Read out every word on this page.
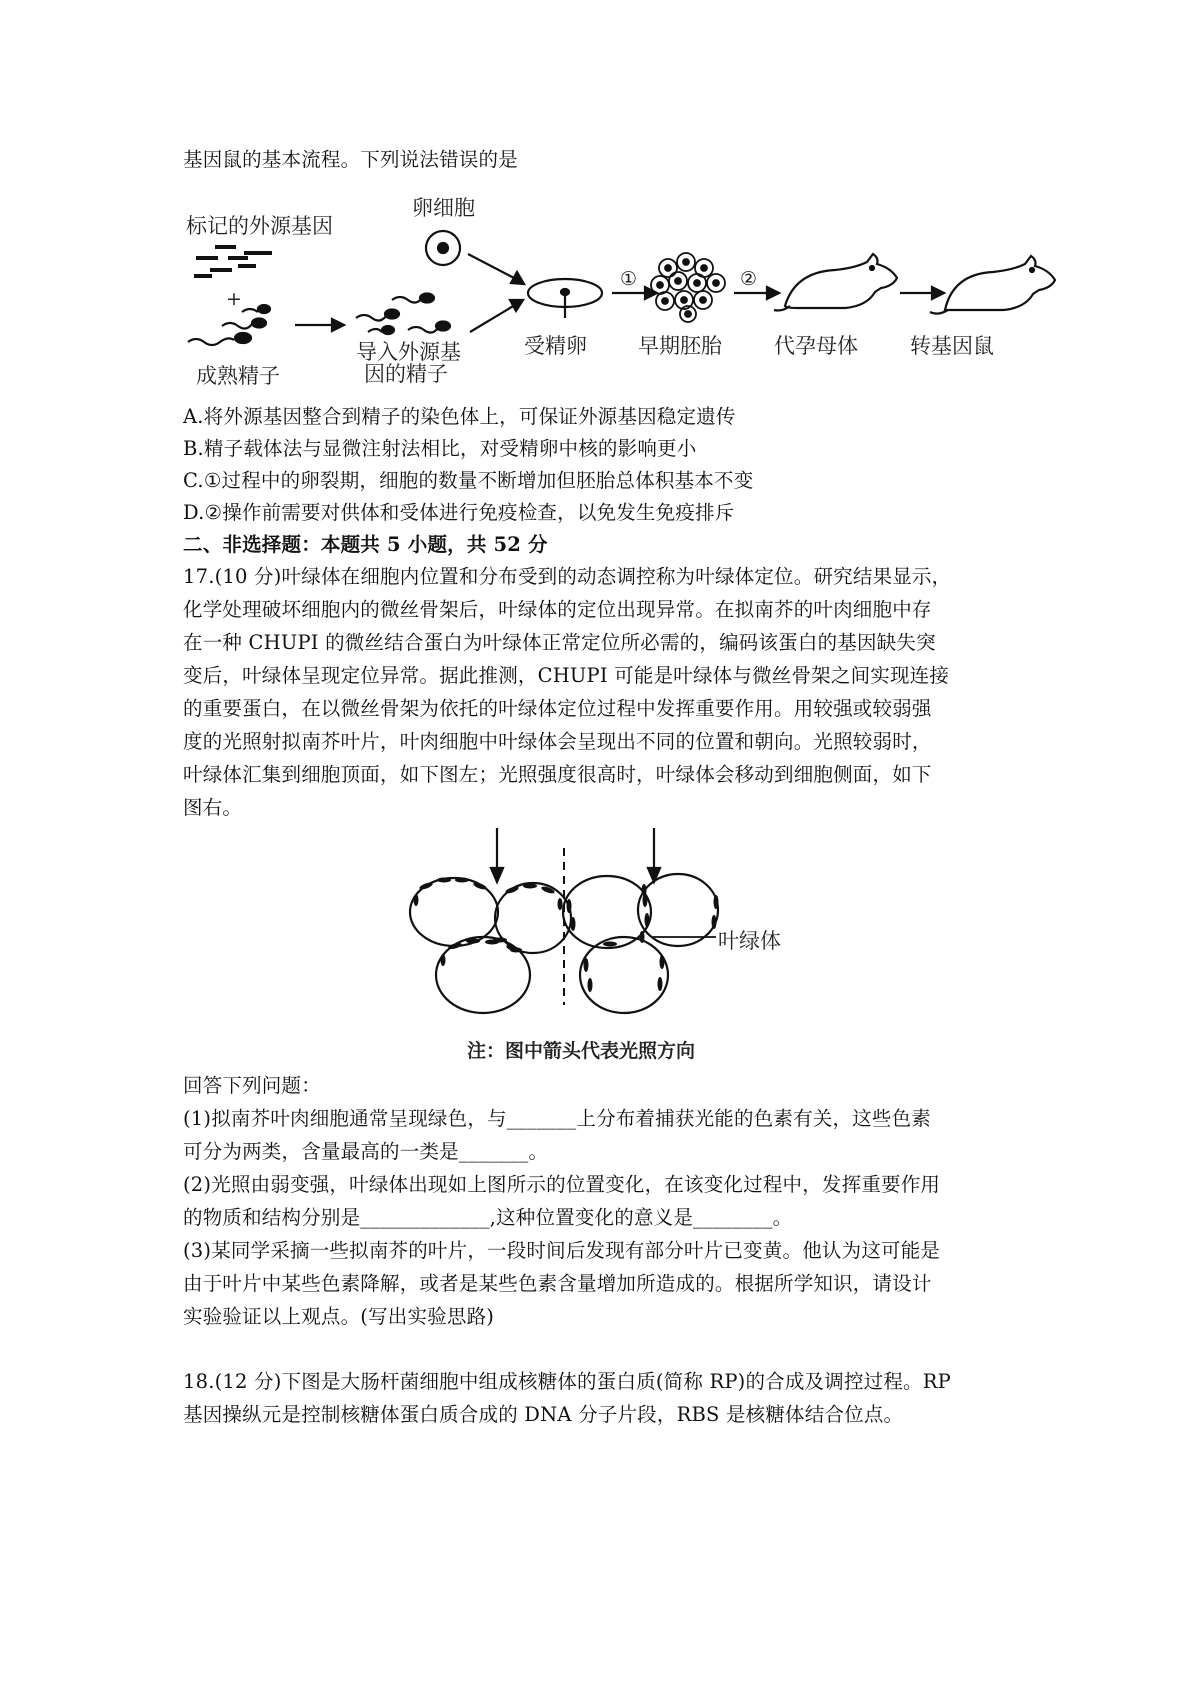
基因鼠的基本流程。下列说法错误的是
标记的外源基因
+
成熟精子
导入外源基
因的精子
卵细胞
受精卵 早期胚胎 代孕母体 转基因鼠
①	②
A.将外源基因整合到精子的染色体上，可保证外源基因稳定遗传
B.精子载体法与显微注射法相比，对受精卵中核的影响更小
C.①过程中的卵裂期，细胞的数量不断增加但胚胎总体积基本不变
D.②操作前需要对供体和受体进行免疫检查，以免发生免疫排斥
二、非选择题：本题共 5 小题，共 52 分
17.(10 分)叶绿体在细胞内位置和分布受到的动态调控称为叶绿体定位。研究结果显示，
化学处理破坏细胞内的微丝骨架后，叶绿体的定位出现异常。在拟南芥的叶肉细胞中存
在一种 CHUPI 的微丝结合蛋白为叶绿体正常定位所必需的，编码该蛋白的基因缺失突
变后，叶绿体呈现定位异常。据此推测，CHUPI 可能是叶绿体与微丝骨架之间实现连接
的重要蛋白，在以微丝骨架为依托的叶绿体定位过程中发挥重要作用。用较强或较弱强
度的光照射拟南芥叶片，叶肉细胞中叶绿体会呈现出不同的位置和朝向。光照较弱时，
叶绿体汇集到细胞顶面，如下图左；光照强度很高时，叶绿体会移动到细胞侧面，如下
图右。
叶绿体
注：图中箭头代表光照方向
回答下列问题：
(1)拟南芥叶肉细胞通常呈现绿色，与_______上分布着捕获光能的色素有关，这些色素
可分为两类，含量最高的一类是_______。
(2)光照由弱变强，叶绿体出现如上图所示的位置变化，在该变化过程中，发挥重要作用
的物质和结构分别是_____________,这种位置变化的意义是________。
(3)某同学采摘一些拟南芥的叶片，一段时间后发现有部分叶片已变黄。他认为这可能是
由于叶片中某些色素降解，或者是某些色素含量增加所造成的。根据所学知识，请设计
实验验证以上观点。(写出实验思路)
18.(12 分)下图是大肠杆菌细胞中组成核糖体的蛋白质(简称 RP)的合成及调控过程。RP
基因操纵元是控制核糖体蛋白质合成的 DNA 分子片段，RBS 是核糖体结合位点。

**STATED EXERCISE:** Some lines of the data above may hold the word "CHUPI"; report how many do, and nothing else.

**ANSWER IN FULL:** 2